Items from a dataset
^^^^^^^^
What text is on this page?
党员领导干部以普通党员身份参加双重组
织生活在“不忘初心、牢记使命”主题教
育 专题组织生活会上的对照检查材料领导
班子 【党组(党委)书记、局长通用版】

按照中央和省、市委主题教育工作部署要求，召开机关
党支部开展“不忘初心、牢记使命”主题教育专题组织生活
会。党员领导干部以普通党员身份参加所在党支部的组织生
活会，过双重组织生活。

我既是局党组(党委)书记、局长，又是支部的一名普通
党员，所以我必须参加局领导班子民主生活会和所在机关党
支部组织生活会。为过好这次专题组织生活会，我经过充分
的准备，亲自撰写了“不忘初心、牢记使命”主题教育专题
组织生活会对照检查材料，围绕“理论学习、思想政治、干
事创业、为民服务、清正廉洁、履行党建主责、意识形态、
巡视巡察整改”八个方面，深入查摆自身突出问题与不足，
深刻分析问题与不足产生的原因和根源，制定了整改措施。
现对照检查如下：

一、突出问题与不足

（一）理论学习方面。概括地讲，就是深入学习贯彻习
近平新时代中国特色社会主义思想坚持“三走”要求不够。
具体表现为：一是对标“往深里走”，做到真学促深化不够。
^^^^^^^^
SET PROBLEM:
Copy out the full material exactly as it appears.

TASK RESULT:
What text is on this page?
党员领导干部以普通党员身份参加双重组
织生活在“不忘初心、牢记使命”主题教
育 专题组织生活会上的对照检查材料领导
班子 【党组(党委)书记、局长通用版】

按照中央和省、市委主题教育工作部署要求，召开机关
党支部开展“不忘初心、牢记使命”主题教育专题组织生活
会。党员领导干部以普通党员身份参加所在党支部的组织生
活会，过双重组织生活。

我既是局党组(党委)书记、局长，又是支部的一名普通
党员，所以我必须参加局领导班子民主生活会和所在机关党
支部组织生活会。为过好这次专题组织生活会，我经过充分
的准备，亲自撰写了“不忘初心、牢记使命”主题教育专题
组织生活会对照检查材料，围绕“理论学习、思想政治、干
事创业、为民服务、清正廉洁、履行党建主责、意识形态、
巡视巡察整改”八个方面，深入查摆自身突出问题与不足，
深刻分析问题与不足产生的原因和根源，制定了整改措施。
现对照检查如下：

一、突出问题与不足

（一）理论学习方面。概括地讲，就是深入学习贯彻习
近平新时代中国特色社会主义思想坚持“三走”要求不够。
具体表现为：一是对标“往深里走”，做到真学促深化不够。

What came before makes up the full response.